--- BEGIN Text segment ---
Therefore, according to the apparatus 800 in the disclosure, when the speech translation model is generated, only the decoders are trained, thereby reducing model training parameters, improving training efficiency, lowering engineering implementation requirements such as hardware configuration, and also improving a speech translation effect.



FIG. 9 illustrates a flowchart of a method 900 for speech translation according to some embodiments of the disclosure. The method 900 may be performed by the speech translation model generated by the method 200 in FIG. 2. The speech translation model includes a semantic feature extractor and a plurality of decoders. In a block 902, a predicted target semantic unit sequence is generated based on a given source semantic unit sequence of given source language audio. In a block 904, a predicted acoustic unit sequence is generated based on the given source semantic unit sequence of the given source language audio, the predicted target semantic unit sequence, and a given source acoustic unit sequence.



FIG. 10 illustrates a block diagram of an apparatus 1000 for speech translation according to some embodiments of the disclosure. As shown in FIG. 10, the apparatus 1000 includes a first predicted semantic determination module 1002, configured to generate a predicted target semantic unit sequence based on a given source semantic unit sequence of given source language audio. The apparatus 1000 further includes a first predicted acoustic determination module 1004, configured to generate a predicted acoustic unit sequence based on the given source semantic unit sequence of the given source language audio, the predicted target semantic unit sequence, and a given source acoustic unit sequence.
--- END Text segment ---
--- BEGIN Raw data ---
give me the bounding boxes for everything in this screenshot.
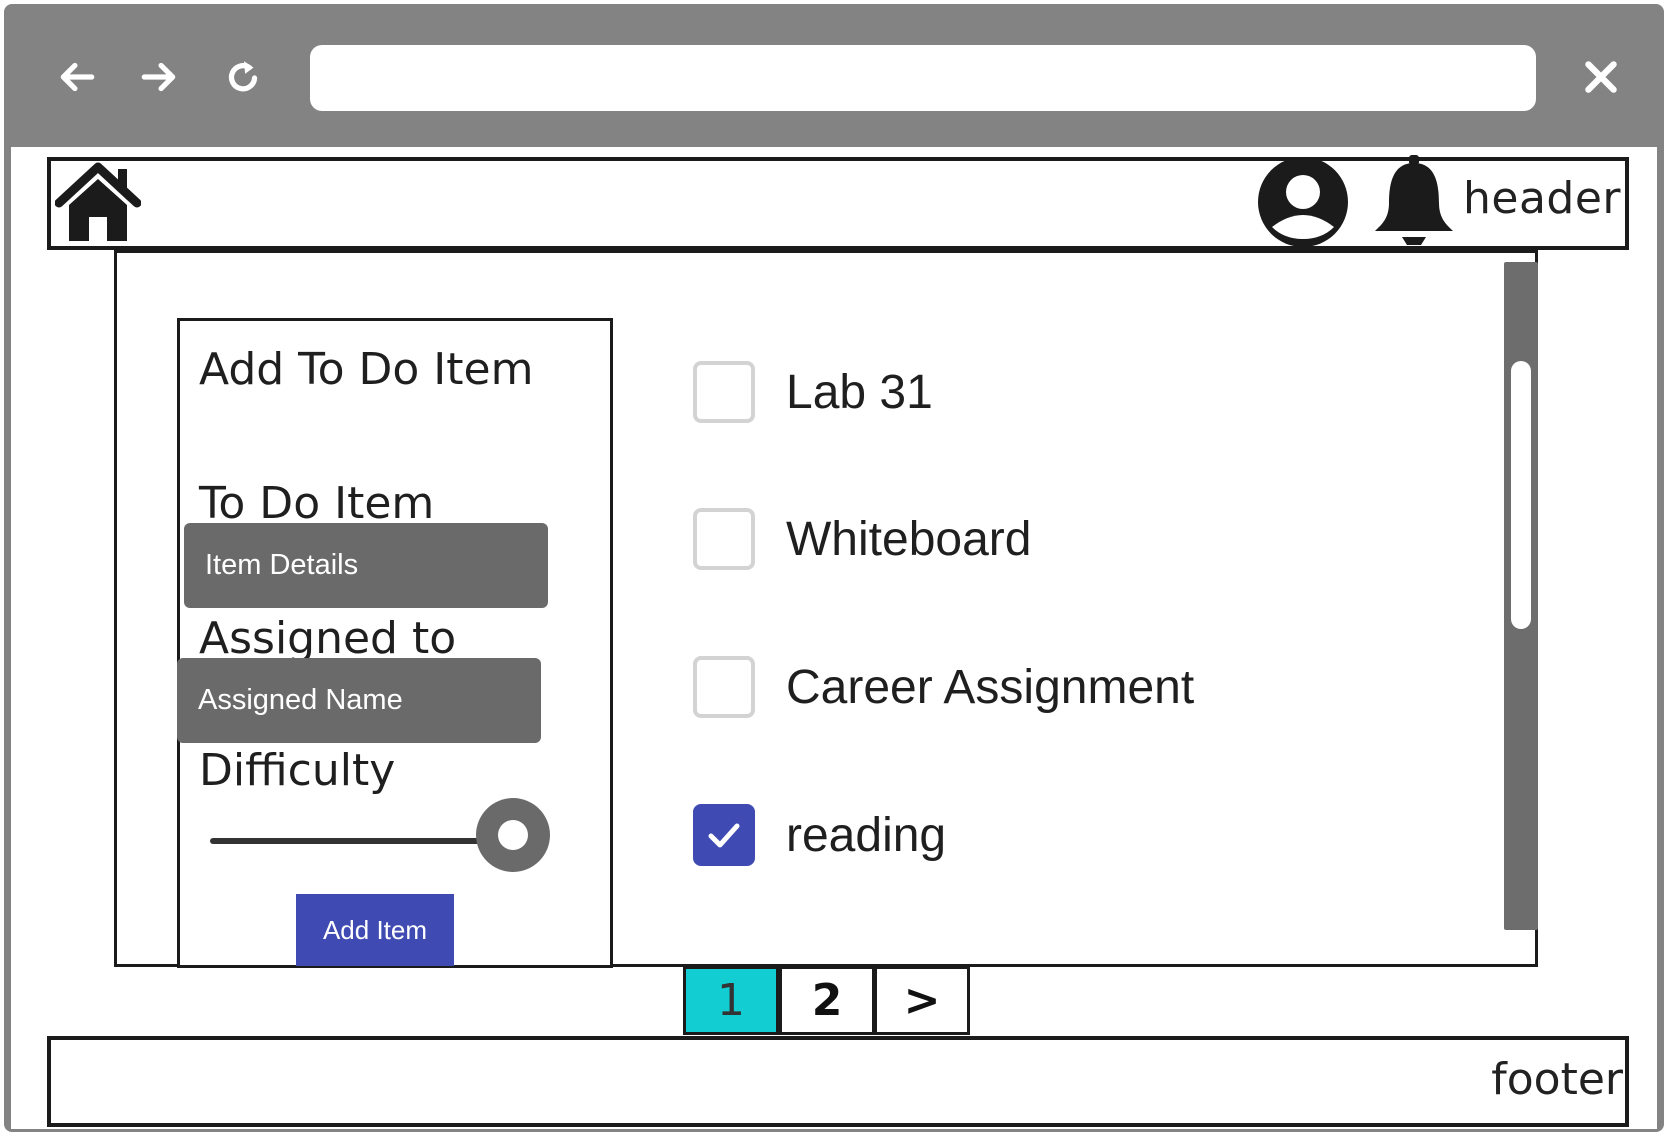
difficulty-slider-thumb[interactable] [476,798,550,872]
--- END Raw data ---
Written tasks:
(a) Using the speech translation excerpt, say whether each statement agrees with it, and quote the deciding words for each: (i) the apparatus 800 trains only the decoders when the speech translation model is generated; (ii) the speech translation model used by method 900 includes a single decoder; (iii) the apparatus 1000 includes a first predicted acoustic determination module 1004.
(b) Please list every benefit the speech translation excerpt attributes to training only the decoders.
(c) According to the speech translation excerpt, what is generated in block 902?

Completed exercise:
(a)
(i) Yes: "only the decoders are trained"
(ii) No: "The speech translation model includes a semantic feature extractor and a plurality of decoders."
(iii) Yes: "The apparatus 1000 further includes a first predicted acoustic determination module 1004"

(b)
- reducing model training parameters
- improving training efficiency
- lowering engineering implementation requirements such as hardware configuration
- improving a speech translation effect

(c) A predicted target semantic unit sequence, based on a given source semantic unit sequence of given source language audio.